[BEGIN Extracted entries]
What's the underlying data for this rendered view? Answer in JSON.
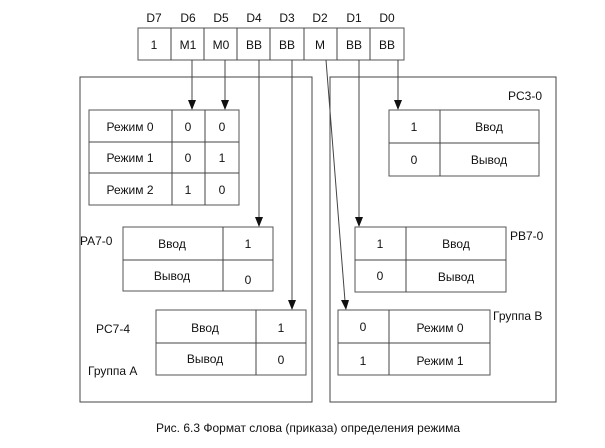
{
  "register": {
    "bit_labels": [
      "D7",
      "D6",
      "D5",
      "D4",
      "D3",
      "D2",
      "D1",
      "D0"
    ],
    "cells": [
      "1",
      "M1",
      "M0",
      "BB",
      "BB",
      "M",
      "BB",
      "BB"
    ]
  },
  "group_a": {
    "label": "Группа А",
    "mode_table": [
      [
        "Режим 0",
        "0",
        "0"
      ],
      [
        "Режим 1",
        "0",
        "1"
      ],
      [
        "Режим 2",
        "1",
        "0"
      ]
    ],
    "pa": {
      "label": "PA7-0",
      "rows": [
        [
          "Ввод",
          "1"
        ],
        [
          "Вывод",
          "0"
        ]
      ]
    },
    "pc_hi": {
      "label": "PC7-4",
      "rows": [
        [
          "Ввод",
          "1"
        ],
        [
          "Вывод",
          "0"
        ]
      ]
    }
  },
  "group_b": {
    "label": "Группа В",
    "pc_lo": {
      "label": "PC3-0",
      "rows": [
        [
          "1",
          "Ввод"
        ],
        [
          "0",
          "Вывод"
        ]
      ]
    },
    "pb": {
      "label": "PB7-0",
      "rows": [
        [
          "1",
          "Ввод"
        ],
        [
          "0",
          "Вывод"
        ]
      ]
    },
    "mode_table": [
      [
        "0",
        "Режим 0"
      ],
      [
        "1",
        "Режим 1"
      ]
    ]
  },
  "caption": "Рис. 6.3 Формат слова (приказа) определения режима"
}
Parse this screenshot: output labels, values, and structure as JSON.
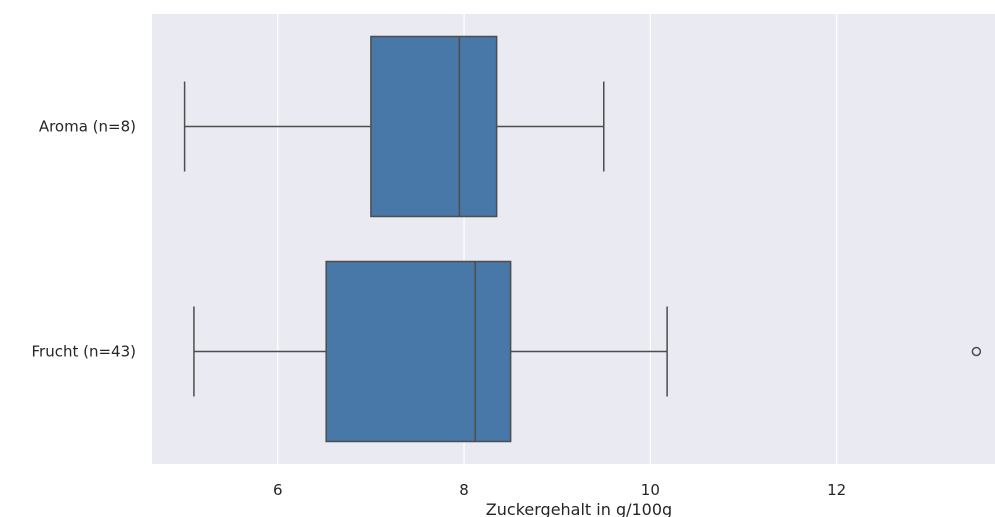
{
  "chart_data": {
    "type": "boxplot",
    "orientation": "horizontal",
    "title": "",
    "xlabel": "Zuckergehalt in g/100g",
    "ylabel": "",
    "xlim": [
      4.65,
      13.7
    ],
    "xticks": [
      6,
      8,
      10,
      12
    ],
    "grid": true,
    "background_color": "#eaeaf2",
    "box_color": "#4878a8",
    "line_color": "#4d4d4d",
    "categories": [
      "Aroma (n=8)",
      "Frucht (n=43)"
    ],
    "boxes": [
      {
        "label": "Aroma (n=8)",
        "whisker_low": 5.0,
        "q1": 7.0,
        "median": 7.95,
        "q3": 8.35,
        "whisker_high": 9.5,
        "outliers": []
      },
      {
        "label": "Frucht (n=43)",
        "whisker_low": 5.1,
        "q1": 6.52,
        "median": 8.12,
        "q3": 8.5,
        "whisker_high": 10.18,
        "outliers": [
          13.5
        ]
      }
    ]
  }
}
[END Extracted entries]
# To be done
Output the lines above in full and exactly as given, omitting any pictures.

# Exercise answer
What's the underlying data for this rendered view? Answer in JSON.
{
  "register": {
    "bit_labels": [
      "D7",
      "D6",
      "D5",
      "D4",
      "D3",
      "D2",
      "D1",
      "D0"
    ],
    "cells": [
      "1",
      "M1",
      "M0",
      "BB",
      "BB",
      "M",
      "BB",
      "BB"
    ]
  },
  "group_a": {
    "label": "Группа А",
    "mode_table": [
      [
        "Режим 0",
        "0",
        "0"
      ],
      [
        "Режим 1",
        "0",
        "1"
      ],
      [
        "Режим 2",
        "1",
        "0"
      ]
    ],
    "pa": {
      "label": "PA7-0",
      "rows": [
        [
          "Ввод",
          "1"
        ],
        [
          "Вывод",
          "0"
        ]
      ]
    },
    "pc_hi": {
      "label": "PC7-4",
      "rows": [
        [
          "Ввод",
          "1"
        ],
        [
          "Вывод",
          "0"
        ]
      ]
    }
  },
  "group_b": {
    "label": "Группа В",
    "pc_lo": {
      "label": "PC3-0",
      "rows": [
        [
          "1",
          "Ввод"
        ],
        [
          "0",
          "Вывод"
        ]
      ]
    },
    "pb": {
      "label": "PB7-0",
      "rows": [
        [
          "1",
          "Ввод"
        ],
        [
          "0",
          "Вывод"
        ]
      ]
    },
    "mode_table": [
      [
        "0",
        "Режим 0"
      ],
      [
        "1",
        "Режим 1"
      ]
    ]
  },
  "caption": "Рис. 6.3 Формат слова (приказа) определения режима"
}
Parse this screenshot: output labels, values, and structure as JSON.
{
  "chart_data": {
    "type": "boxplot",
    "orientation": "horizontal",
    "title": "",
    "xlabel": "Zuckergehalt in g/100g",
    "ylabel": "",
    "xlim": [
      4.65,
      13.7
    ],
    "xticks": [
      6,
      8,
      10,
      12
    ],
    "grid": true,
    "background_color": "#eaeaf2",
    "box_color": "#4878a8",
    "line_color": "#4d4d4d",
    "categories": [
      "Aroma (n=8)",
      "Frucht (n=43)"
    ],
    "boxes": [
      {
        "label": "Aroma (n=8)",
        "whisker_low": 5.0,
        "q1": 7.0,
        "median": 7.95,
        "q3": 8.35,
        "whisker_high": 9.5,
        "outliers": []
      },
      {
        "label": "Frucht (n=43)",
        "whisker_low": 5.1,
        "q1": 6.52,
        "median": 8.12,
        "q3": 8.5,
        "whisker_high": 10.18,
        "outliers": [
          13.5
        ]
      }
    ]
  }
}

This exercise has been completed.